▸ **Supplied text**:
____________
Product & Startup Builder

Filtering by Category: "popularity"

The Wizards of Buzz - The influencers deciding what's cool on our behalf

Added on by Chris Saad.
The Wall Street Journal has an interest post about "The Wizards of Buzz".

From the article:

"Most sites are based on a voting model. Members look around the Web for interesting items, such as video clips, blog entries or news articles. A member then writes a catchy description and posts it, along with a link to the material, on the site, in hopes that other members find it just as interesting and show their approval with an electronic thumbs-up vote. Items that receive enough votes rise in the rankings and appear on the front page, which can be seen by hundreds of thousands of people. When an item is submitted by a popular or influential member -- one whose postings are closely followed by fellow members -- it can have a much better shot at making the front page."
It's a little scary. They imply that services like Digg, Reddit and Netscape have made influencers out of little-known everyday people. Why is that scary? Because we don't know these people. They have not been vetted by public opinion and to many users they are an opaque part of the process. It's not democracy if there is a small group of people pulling the strings.

No one diggs around digg looking for the 'Top Diggers List' - in fact now they CAN'T dig around Digg for it - because Digg has taken it offline. Check out the article to get a list of the top Digg, Reddit, Netscape and StumbleUpn user they found. It's not a list of people I want deciding my news for me.

So these popularity platforms are giving rise to micro-influencers who are actually having a huge affect on our news and information choices and most of us have very little idea who they are. That doesn't sound very social, transparent or desirable to me.

As I have said in previous posts - while popularity engines are fine for working out "what's cool" the real question should be "what is personally relevant: - finding news that affects my life and aligns with my interests.

Then, the only influencer in my media consumption is me and my Attention Profile.

Jason Calacanis thinks having top influencers is great. I guess he would because he also thinks paying the top contributors is great too. I'd invite him consider the Personal Relevance angle (he seems to be taking up challenges this month so why not).

Thanks to Marianne for pointing out the WSJ post to me.

How to get linked from the A-list

Added on by Chris Saad.
Robert Scoble is a genius. I will say this over and over. If there's one thing he knows how to do is to create a brand of his name as the A-list blogger of the people. His trademark 'Who are you' opening question, his disarming laugh, his simple 'everyman' questions (most of which he knows the answer to I'm sure) and his ability to stem the flow of negativity with brilliant stunts all contribute to his power.

But this post is not just to suck up to Robert - I'd like to ask a question.

His latest post (and stunt) is a thread where he asks the question "Do A-lister bloggers have a responsibility to link to others". In it, he asks that question and then opens the comments for everyone to spam a link to their own stuff.

One of the commenter’s, though, raises a very interesting point.

Krishna Kumar Writes:

The PageRank algorithm is probably one of the key factors in this whole argument about link sharing. While the initial search engines used the “content” of your web site or page, nowadays (because of content spammers) authority (determined by incoming links) matters more.

The problem is that if a newbie or Z-lister has something really important to say or has some great idea, he or she will not get the necessary audience to propagate that idea.

I am not sure how this can be resolved because the commercialization of the Internet along with SEO businesses have changed the rules of the game that unfortunately now negatively affects new ideas.

And yes, a tech-savvy person can get his or her idea spread, but what if the person (non-profit, medical field, etc.) has no clue about Google juice and stuff like that.

I know that back in my Z-list days (I am now on the Y list for those keeping track) it was/is hard to get a post you think is fantastic noticed by hardly anyone. But is that because the A-list is so hard to break into or because the tools for mining the long-tail are so poor?

Does Google Juice matter? Does being on the A-list matter? Whose A-list are we talking about?

I've said it before and I will say it again. Personal Relevance is more important than Popularity.

People who care about what I'm saying should find it - irrespective of how many incoming links I have.

Why? Maybe because I am not as popular as Robert but I still want to be heard. Don't we all? But more importantly because a local school does not need (or want) Robert's audience. They want an audience of locals. And locals should be able to discover that content without knowing what RSS is.
____________
▸ **Records shown**:
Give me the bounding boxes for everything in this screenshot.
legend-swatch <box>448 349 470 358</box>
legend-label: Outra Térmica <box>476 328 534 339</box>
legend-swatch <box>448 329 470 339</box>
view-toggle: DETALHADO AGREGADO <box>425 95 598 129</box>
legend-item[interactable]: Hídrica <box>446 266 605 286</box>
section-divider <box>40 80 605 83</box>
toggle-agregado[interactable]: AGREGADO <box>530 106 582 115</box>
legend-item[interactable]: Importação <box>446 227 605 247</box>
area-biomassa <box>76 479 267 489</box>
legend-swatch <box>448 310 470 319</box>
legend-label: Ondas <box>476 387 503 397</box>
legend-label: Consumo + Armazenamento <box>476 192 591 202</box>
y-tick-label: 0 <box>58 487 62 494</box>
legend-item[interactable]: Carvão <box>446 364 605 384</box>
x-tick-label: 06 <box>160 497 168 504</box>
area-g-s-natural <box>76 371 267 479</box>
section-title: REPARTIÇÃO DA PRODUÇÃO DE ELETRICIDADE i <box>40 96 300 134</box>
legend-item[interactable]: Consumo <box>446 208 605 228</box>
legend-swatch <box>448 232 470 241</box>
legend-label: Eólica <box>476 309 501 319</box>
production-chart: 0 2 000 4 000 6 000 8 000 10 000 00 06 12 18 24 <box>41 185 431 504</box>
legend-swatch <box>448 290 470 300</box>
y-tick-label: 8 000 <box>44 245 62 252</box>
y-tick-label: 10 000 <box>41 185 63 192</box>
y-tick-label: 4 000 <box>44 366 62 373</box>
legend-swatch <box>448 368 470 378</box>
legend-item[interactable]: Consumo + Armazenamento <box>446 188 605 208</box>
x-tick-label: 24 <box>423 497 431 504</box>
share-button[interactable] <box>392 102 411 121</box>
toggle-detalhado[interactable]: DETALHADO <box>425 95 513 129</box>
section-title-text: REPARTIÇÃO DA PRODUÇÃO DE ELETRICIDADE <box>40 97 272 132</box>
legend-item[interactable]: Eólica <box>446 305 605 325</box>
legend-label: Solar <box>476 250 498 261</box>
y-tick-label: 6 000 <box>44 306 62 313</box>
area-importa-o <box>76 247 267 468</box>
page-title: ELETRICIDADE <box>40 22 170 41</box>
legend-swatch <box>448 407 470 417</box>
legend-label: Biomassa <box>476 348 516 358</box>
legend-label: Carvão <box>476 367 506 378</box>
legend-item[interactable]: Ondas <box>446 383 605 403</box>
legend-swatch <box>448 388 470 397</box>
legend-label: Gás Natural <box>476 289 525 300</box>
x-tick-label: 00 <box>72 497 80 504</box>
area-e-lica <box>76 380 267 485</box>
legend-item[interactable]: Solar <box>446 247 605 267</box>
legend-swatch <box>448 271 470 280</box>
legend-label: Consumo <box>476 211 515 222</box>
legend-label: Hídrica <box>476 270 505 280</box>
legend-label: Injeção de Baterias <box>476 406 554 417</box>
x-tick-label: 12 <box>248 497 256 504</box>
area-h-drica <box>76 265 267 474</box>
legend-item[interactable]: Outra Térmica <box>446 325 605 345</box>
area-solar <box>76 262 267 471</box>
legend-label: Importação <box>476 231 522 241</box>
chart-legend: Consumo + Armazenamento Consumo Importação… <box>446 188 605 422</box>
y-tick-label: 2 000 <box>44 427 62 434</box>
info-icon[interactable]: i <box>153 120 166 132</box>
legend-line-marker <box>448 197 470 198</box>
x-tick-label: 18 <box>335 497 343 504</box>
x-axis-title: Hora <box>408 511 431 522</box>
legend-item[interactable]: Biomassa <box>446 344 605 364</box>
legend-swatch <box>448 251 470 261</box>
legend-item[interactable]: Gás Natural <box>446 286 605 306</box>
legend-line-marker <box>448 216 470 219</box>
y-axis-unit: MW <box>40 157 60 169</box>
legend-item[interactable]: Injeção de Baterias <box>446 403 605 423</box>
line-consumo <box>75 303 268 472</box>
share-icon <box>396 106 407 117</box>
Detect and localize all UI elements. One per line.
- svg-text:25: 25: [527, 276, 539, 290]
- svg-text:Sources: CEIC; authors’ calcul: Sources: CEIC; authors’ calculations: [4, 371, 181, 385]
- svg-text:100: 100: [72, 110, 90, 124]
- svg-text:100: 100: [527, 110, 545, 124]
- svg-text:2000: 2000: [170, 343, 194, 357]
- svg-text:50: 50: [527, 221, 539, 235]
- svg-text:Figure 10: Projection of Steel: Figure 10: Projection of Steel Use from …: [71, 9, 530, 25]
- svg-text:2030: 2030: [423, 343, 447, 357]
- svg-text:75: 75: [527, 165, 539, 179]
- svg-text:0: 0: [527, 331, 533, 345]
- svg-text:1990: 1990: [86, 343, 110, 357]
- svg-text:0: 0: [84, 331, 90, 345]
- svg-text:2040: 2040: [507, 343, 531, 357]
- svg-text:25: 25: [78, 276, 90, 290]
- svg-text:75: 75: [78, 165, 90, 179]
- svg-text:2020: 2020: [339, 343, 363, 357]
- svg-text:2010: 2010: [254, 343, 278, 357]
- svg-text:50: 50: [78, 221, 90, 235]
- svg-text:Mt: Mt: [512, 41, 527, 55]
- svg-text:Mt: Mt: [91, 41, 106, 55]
____________
▸ **Using the information**:
1. Within the popularity blog page, list every trait or habit the author credits with contributing to Robert Scoble's power.
2. Answer these questions from the popularity blog page.
(a) Which newspaper published the post about "The Wizards of Buzz"?
(b) Which list does the author say Digg has taken offline?
(c) According to Krishna Kumar, what now matters more to search engines than the content of a web site, and what determines it?
The data are separate material and are not related to the text above.

▸ **Responses by task**:
1.
- His trademark 'Who are you' opening question
- His disarming laugh
- His simple 'everyman' questions
- His ability to stem the flow of negativity with brilliant stunts

2.
(a) The Wall Street Journal.
(b) The 'Top Diggers List'.
(c) Authority, which is determined by incoming links.